(Extracted data entries)
## Start

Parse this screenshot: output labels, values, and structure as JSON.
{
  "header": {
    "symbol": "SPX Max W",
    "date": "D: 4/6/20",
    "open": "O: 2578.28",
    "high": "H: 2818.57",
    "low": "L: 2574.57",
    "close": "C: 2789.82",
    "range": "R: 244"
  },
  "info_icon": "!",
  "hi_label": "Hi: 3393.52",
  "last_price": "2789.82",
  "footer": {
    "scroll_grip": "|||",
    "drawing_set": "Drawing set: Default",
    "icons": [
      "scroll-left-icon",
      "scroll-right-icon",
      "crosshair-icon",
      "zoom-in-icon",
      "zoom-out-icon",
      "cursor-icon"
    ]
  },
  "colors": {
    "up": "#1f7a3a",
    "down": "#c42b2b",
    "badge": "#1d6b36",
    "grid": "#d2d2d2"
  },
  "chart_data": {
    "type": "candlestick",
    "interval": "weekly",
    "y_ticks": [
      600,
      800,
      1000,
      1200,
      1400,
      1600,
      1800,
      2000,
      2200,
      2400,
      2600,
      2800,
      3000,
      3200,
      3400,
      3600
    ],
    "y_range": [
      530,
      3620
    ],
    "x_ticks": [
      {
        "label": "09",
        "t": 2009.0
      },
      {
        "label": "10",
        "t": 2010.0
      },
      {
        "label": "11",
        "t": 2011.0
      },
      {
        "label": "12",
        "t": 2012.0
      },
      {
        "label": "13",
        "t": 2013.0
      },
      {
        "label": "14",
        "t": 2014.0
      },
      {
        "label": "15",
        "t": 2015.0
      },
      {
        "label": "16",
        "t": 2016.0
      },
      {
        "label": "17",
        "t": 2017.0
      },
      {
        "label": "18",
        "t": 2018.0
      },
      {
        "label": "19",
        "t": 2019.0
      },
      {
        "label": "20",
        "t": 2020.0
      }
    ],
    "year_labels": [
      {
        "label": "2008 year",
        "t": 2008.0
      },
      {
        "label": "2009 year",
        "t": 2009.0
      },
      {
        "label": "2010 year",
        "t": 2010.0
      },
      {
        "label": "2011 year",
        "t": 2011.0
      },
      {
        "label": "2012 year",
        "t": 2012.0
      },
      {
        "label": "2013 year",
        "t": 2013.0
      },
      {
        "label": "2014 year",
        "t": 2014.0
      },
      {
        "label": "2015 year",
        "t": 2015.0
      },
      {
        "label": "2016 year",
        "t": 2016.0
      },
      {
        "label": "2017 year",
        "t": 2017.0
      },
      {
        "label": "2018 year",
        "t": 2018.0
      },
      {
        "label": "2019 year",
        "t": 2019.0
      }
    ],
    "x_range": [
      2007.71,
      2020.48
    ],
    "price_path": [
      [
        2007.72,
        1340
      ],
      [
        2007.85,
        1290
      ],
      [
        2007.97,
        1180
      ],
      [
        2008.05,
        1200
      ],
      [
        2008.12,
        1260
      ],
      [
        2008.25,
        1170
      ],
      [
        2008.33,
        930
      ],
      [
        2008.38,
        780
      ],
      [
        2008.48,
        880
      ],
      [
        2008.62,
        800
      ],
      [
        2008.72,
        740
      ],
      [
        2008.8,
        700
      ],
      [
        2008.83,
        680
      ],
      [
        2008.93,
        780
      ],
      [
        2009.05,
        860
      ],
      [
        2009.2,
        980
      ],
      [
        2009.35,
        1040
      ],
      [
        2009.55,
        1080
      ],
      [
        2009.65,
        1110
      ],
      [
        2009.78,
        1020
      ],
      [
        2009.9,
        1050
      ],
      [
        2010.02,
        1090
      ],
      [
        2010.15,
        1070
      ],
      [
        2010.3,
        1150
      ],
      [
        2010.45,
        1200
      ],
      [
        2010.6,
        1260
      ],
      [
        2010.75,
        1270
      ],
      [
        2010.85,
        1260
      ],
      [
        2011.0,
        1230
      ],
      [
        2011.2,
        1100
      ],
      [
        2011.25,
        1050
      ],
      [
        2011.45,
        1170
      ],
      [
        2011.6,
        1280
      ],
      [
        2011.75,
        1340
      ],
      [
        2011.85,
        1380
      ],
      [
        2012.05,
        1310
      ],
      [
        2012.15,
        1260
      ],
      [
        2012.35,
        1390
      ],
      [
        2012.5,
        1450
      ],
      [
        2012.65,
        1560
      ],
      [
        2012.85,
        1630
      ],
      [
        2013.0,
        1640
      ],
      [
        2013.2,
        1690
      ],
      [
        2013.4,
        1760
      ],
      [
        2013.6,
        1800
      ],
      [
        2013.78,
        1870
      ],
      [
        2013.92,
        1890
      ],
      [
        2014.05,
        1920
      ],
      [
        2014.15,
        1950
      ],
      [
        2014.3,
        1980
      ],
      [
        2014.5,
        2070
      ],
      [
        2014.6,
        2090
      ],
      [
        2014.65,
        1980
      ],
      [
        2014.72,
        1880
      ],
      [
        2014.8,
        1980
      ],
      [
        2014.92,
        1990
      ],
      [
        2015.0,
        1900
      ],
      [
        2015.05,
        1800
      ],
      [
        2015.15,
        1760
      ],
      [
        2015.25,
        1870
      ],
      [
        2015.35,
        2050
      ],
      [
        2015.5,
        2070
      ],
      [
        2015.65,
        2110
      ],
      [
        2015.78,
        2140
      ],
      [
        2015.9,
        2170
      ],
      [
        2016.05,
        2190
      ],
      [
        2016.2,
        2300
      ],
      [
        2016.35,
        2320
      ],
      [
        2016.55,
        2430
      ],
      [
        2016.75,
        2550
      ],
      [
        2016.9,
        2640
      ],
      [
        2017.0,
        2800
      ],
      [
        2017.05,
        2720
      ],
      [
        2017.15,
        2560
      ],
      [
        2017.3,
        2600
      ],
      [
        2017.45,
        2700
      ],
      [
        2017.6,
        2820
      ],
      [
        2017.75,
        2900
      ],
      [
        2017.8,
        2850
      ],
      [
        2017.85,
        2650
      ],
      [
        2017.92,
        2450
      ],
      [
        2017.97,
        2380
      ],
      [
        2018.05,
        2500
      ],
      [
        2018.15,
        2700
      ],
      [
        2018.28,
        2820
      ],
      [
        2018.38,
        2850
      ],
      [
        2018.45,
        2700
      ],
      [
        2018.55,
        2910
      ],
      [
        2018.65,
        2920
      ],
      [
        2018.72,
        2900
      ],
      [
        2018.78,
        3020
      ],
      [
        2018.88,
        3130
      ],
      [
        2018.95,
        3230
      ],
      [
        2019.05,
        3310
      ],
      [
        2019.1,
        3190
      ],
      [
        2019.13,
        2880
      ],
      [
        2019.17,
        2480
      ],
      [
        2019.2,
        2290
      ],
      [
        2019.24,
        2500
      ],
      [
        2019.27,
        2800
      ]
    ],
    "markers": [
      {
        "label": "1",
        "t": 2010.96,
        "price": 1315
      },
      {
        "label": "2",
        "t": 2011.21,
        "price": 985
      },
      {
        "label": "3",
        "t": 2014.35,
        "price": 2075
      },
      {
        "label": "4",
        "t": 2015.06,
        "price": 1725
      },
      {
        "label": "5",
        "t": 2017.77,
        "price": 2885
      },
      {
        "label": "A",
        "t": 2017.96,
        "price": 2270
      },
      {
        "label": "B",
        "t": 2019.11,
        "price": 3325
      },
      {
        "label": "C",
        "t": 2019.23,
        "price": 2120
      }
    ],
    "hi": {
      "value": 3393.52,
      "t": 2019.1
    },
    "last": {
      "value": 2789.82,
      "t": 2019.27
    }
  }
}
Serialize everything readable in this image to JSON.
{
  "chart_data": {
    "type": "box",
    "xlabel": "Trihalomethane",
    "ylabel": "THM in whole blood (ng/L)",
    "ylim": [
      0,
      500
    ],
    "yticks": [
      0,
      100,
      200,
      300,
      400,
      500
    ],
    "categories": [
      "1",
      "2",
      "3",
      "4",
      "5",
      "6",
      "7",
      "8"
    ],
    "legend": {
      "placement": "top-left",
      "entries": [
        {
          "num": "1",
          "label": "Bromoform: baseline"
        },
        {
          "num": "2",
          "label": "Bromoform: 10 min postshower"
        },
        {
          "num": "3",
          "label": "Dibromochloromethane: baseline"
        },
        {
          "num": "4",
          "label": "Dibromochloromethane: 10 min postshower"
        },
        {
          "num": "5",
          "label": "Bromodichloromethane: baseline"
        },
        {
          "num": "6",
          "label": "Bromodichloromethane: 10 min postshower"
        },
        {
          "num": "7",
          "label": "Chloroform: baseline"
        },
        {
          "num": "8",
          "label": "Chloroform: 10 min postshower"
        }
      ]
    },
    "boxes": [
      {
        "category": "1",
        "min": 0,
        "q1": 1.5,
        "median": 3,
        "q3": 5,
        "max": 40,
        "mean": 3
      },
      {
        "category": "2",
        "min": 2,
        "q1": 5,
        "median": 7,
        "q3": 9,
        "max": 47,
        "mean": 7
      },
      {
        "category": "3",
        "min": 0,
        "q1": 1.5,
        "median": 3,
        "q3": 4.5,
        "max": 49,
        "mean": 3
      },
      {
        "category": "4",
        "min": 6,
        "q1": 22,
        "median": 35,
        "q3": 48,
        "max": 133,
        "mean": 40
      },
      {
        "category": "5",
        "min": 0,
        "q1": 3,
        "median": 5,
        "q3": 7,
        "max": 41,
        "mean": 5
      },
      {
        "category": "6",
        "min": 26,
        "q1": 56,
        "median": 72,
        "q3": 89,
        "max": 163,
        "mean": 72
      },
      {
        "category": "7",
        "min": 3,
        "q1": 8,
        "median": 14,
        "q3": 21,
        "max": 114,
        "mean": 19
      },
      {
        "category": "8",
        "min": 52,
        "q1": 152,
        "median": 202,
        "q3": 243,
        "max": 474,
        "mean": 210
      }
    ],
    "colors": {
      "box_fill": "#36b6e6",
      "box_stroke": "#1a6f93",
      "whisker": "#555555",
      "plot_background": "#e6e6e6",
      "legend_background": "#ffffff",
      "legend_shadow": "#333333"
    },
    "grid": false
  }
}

## End

• _What to produce_:
List every line above that holds the word "category".

• _Exercise solution_:
        "category": "1",
        "category": "2",
        "category": "3",
        "category": "4",
        "category": "5",
        "category": "6",
        "category": "7",
        "category": "8",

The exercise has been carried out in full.